What this task involves
Pull out every line below containing the word "Uniquement".
>> start Extracted data
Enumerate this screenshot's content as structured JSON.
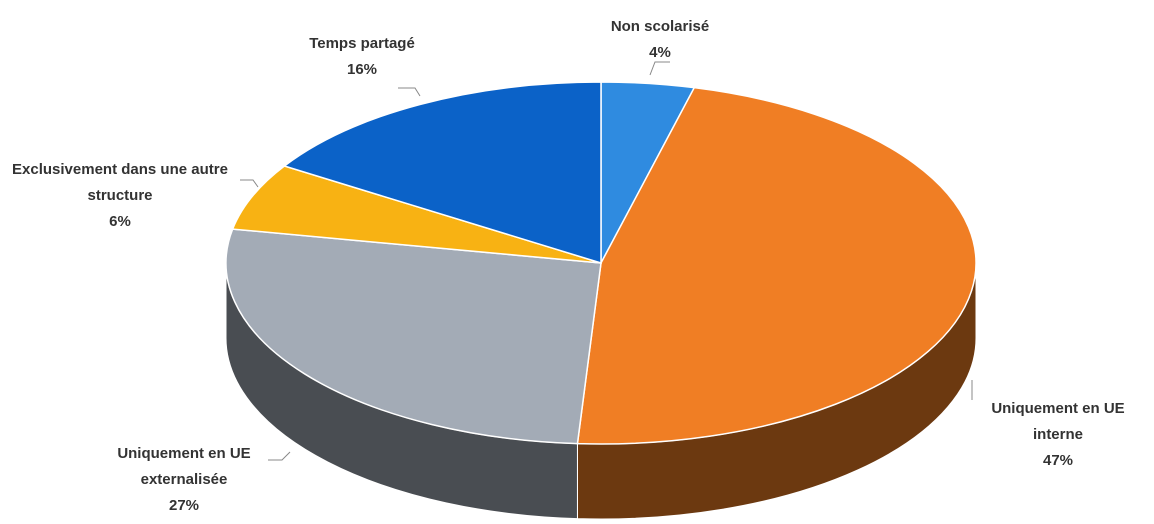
{
  "chart_data": {
    "type": "pie",
    "categories": [
      "Non scolarisé",
      "Uniquement en UE interne",
      "Uniquement en UE externalisée",
      "Exclusivement dans une autre structure",
      "Temps partagé"
    ],
    "values": [
      4,
      47,
      27,
      6,
      16
    ],
    "value_labels": [
      "4%",
      "47%",
      "27%",
      "6%",
      "16%"
    ],
    "colors": [
      "#2f8be0",
      "#f07e24",
      "#a3abb6",
      "#f8b213",
      "#0b62c8"
    ]
  }
}
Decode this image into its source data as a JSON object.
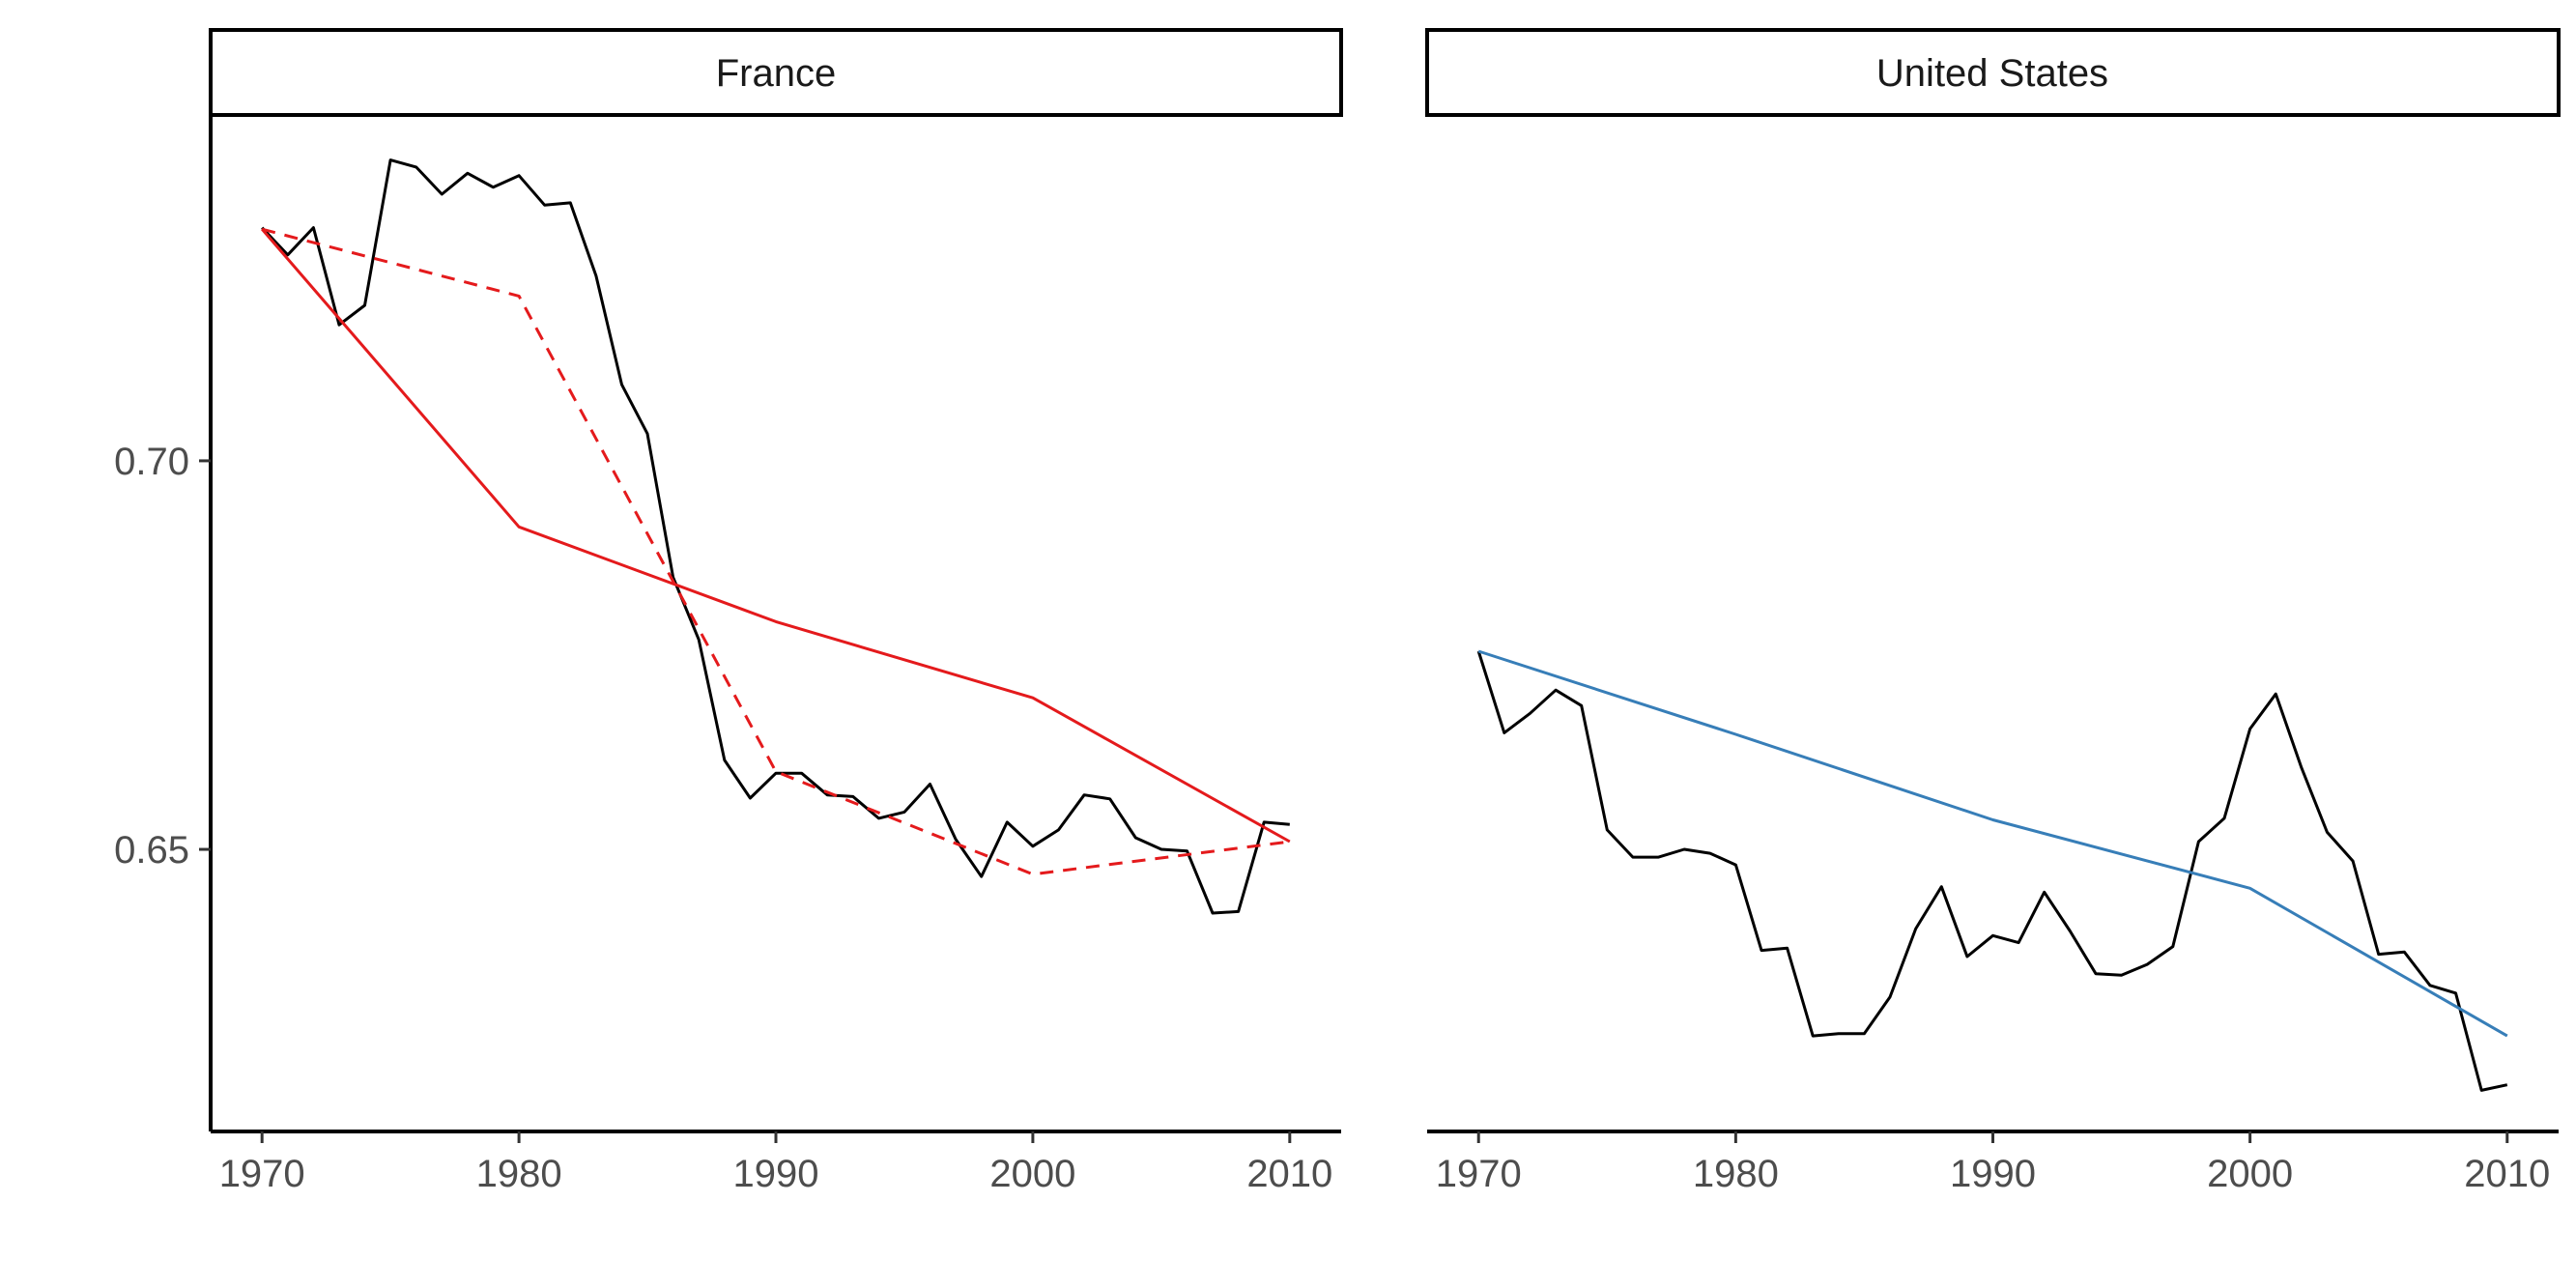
{
  "chart_data": [
    {
      "type": "line",
      "panel_label": "France",
      "xlim": [
        1968,
        2012
      ],
      "ylim": [
        0.6137,
        0.7445
      ],
      "x_ticks": [
        "1970",
        "1980",
        "1990",
        "2000",
        "2010"
      ],
      "y_ticks": [
        "0.65",
        "0.70"
      ],
      "show_y_axis": true,
      "grid": false,
      "series": [
        {
          "style": "solid",
          "color": "#000000",
          "x": [
            1970,
            1971,
            1972,
            1973,
            1974,
            1975,
            1976,
            1977,
            1978,
            1979,
            1980,
            1981,
            1982,
            1983,
            1984,
            1985,
            1986,
            1987,
            1988,
            1989,
            1990,
            1991,
            1992,
            1993,
            1994,
            1995,
            1996,
            1997,
            1998,
            1999,
            2000,
            2001,
            2002,
            2003,
            2004,
            2005,
            2006,
            2007,
            2008,
            2009,
            2010
          ],
          "y": [
            0.73,
            0.7265,
            0.73,
            0.7175,
            0.72,
            0.7387,
            0.7378,
            0.7343,
            0.737,
            0.7352,
            0.7367,
            0.7329,
            0.7332,
            0.7238,
            0.7098,
            0.7035,
            0.685,
            0.677,
            0.6615,
            0.6566,
            0.6598,
            0.6598,
            0.657,
            0.6568,
            0.654,
            0.6548,
            0.6584,
            0.6513,
            0.6465,
            0.6535,
            0.6504,
            0.6525,
            0.657,
            0.6565,
            0.6515,
            0.65,
            0.6498,
            0.6418,
            0.642,
            0.6535,
            0.6532
          ]
        },
        {
          "style": "solid",
          "color": "#e41a1c",
          "x": [
            1970,
            1980,
            1990,
            2000,
            2010
          ],
          "y": [
            0.7298,
            0.6915,
            0.6793,
            0.6695,
            0.651
          ]
        },
        {
          "style": "dashed",
          "color": "#e41a1c",
          "x": [
            1970,
            1980,
            1990,
            2000,
            2010
          ],
          "y": [
            0.7298,
            0.7212,
            0.66,
            0.6468,
            0.651
          ]
        }
      ]
    },
    {
      "type": "line",
      "panel_label": "United States",
      "xlim": [
        1968,
        2012
      ],
      "ylim": [
        0.6137,
        0.7445
      ],
      "x_ticks": [
        "1970",
        "1980",
        "1990",
        "2000",
        "2010"
      ],
      "y_ticks": [],
      "show_y_axis": false,
      "grid": false,
      "series": [
        {
          "style": "solid",
          "color": "#000000",
          "x": [
            1970,
            1971,
            1972,
            1973,
            1974,
            1975,
            1976,
            1977,
            1978,
            1979,
            1980,
            1981,
            1982,
            1983,
            1984,
            1985,
            1986,
            1987,
            1988,
            1989,
            1990,
            1991,
            1992,
            1993,
            1994,
            1995,
            1996,
            1997,
            1998,
            1999,
            2000,
            2001,
            2002,
            2003,
            2004,
            2005,
            2006,
            2007,
            2008,
            2009,
            2010
          ],
          "y": [
            0.6755,
            0.665,
            0.6675,
            0.6705,
            0.6685,
            0.6525,
            0.649,
            0.649,
            0.65,
            0.6495,
            0.648,
            0.637,
            0.6373,
            0.626,
            0.6263,
            0.6263,
            0.631,
            0.6398,
            0.6452,
            0.6362,
            0.6389,
            0.638,
            0.6445,
            0.6395,
            0.634,
            0.6338,
            0.6352,
            0.6375,
            0.651,
            0.654,
            0.6655,
            0.67,
            0.6605,
            0.6522,
            0.6485,
            0.6365,
            0.6368,
            0.6325,
            0.6315,
            0.619,
            0.6197
          ]
        },
        {
          "style": "solid",
          "color": "#377eb8",
          "x": [
            1970,
            1980,
            1990,
            2000,
            2010
          ],
          "y": [
            0.6755,
            0.6648,
            0.6538,
            0.645,
            0.626
          ]
        }
      ]
    }
  ]
}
>> end Extracted data
Response to the exercise
      "Uniquement en UE interne",
      "Uniquement en UE externalisée",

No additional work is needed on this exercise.